* _What you should do_: Word for word, give the material below again, minus any images.

(A block of data)
============================================================
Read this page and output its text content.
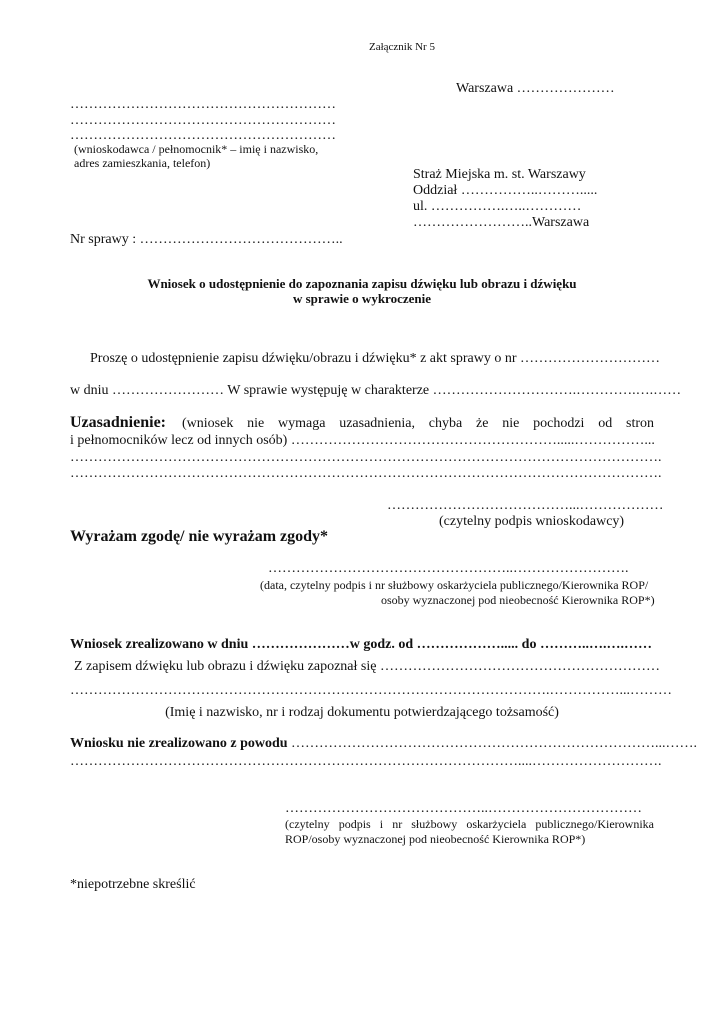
Załącznik Nr 5
Warszawa …………………
…………………………………………………
…………………………………………………
…………………………………………………
(wnioskodawca / pełnomocnik* – imię i nazwisko,
adres zamieszkania, telefon)
Straż Miejska m. st. Warszawy
Oddział ……………..……….....
ul. …………….…..…………
……………………..Warszawa
Nr sprawy : ……………………………………..
Wniosek o udostępnienie do zapoznania zapisu dźwięku lub obrazu i dźwięku
w sprawie o wykroczenie
Proszę o udostępnienie zapisu dźwięku/obrazu i dźwięku* z akt sprawy o nr …………………………
w dniu …………………… W sprawie występuję w charakterze ………………………….………….….……
Uzasadnienie: (wniosek nie wymaga uzasadnienia, chyba że nie pochodzi od stron
i pełnomocników lecz od innych osób) ………………………………………………….....……………...
……………………………………………………………………………………………………………….
……………………………………………………………………………………………………………….
…………………………………...………………
(czytelny podpis wnioskodawcy)
Wyrażam zgodę/ nie wyrażam zgody*
……………………………………………..…………………….
(data, czytelny podpis i nr służbowy oskarżyciela publicznego/Kierownika ROP/
osoby wyznaczonej pod nieobecność Kierownika ROP*)
Wniosek zrealizowano w dniu …………………w godz. od ………………..... do ………..….….……
Z zapisem dźwięku lub obrazu i dźwięku zapoznał się ……………………………………………………
………………………………………………………………………………………….……………...………
(Imię i nazwisko, nr i rodzaj dokumentu potwierdzającego tożsamość)
Wniosku nie zrealizowano z powodu ……………………………………………………………………...…….
……………………………………………………………………………………....……………………….
……………………………………..……………………………
(czytelny podpis i nr służbowy oskarżyciela publicznego/Kierownika
ROP/osoby wyznaczonej pod nieobecność Kierownika ROP*)
*niepotrzebne skreślić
============================================================
* _Task response_:
Read this page and output its text content.
Załącznik Nr 5
Warszawa …………………
…………………………………………………
…………………………………………………
…………………………………………………
(wnioskodawca / pełnomocnik* – imię i nazwisko,
adres zamieszkania, telefon)
Straż Miejska m. st. Warszawy
Oddział ……………..……….....
ul. …………….…..…………
……………………..Warszawa
Nr sprawy : ……………………………………..
Wniosek o udostępnienie do zapoznania zapisu dźwięku lub obrazu i dźwięku
w sprawie o wykroczenie
Proszę o udostępnienie zapisu dźwięku/obrazu i dźwięku* z akt sprawy o nr …………………………
w dniu …………………… W sprawie występuję w charakterze ………………………….………….….……
Uzasadnienie: (wniosek nie wymaga uzasadnienia, chyba że nie pochodzi od stron
i pełnomocników lecz od innych osób) ………………………………………………….....……………...
……………………………………………………………………………………………………………….
……………………………………………………………………………………………………………….
…………………………………...………………
(czytelny podpis wnioskodawcy)
Wyrażam zgodę/ nie wyrażam zgody*
……………………………………………..…………………….
(data, czytelny podpis i nr służbowy oskarżyciela publicznego/Kierownika ROP/
osoby wyznaczonej pod nieobecność Kierownika ROP*)
Wniosek zrealizowano w dniu …………………w godz. od ………………..... do ………..….….……
Z zapisem dźwięku lub obrazu i dźwięku zapoznał się ……………………………………………………
………………………………………………………………………………………….……………...………
(Imię i nazwisko, nr i rodzaj dokumentu potwierdzającego tożsamość)
Wniosku nie zrealizowano z powodu ……………………………………………………………………...…….
……………………………………………………………………………………....……………………….
……………………………………..……………………………
(czytelny podpis i nr służbowy oskarżyciela publicznego/Kierownika
ROP/osoby wyznaczonej pod nieobecność Kierownika ROP*)
*niepotrzebne skreślić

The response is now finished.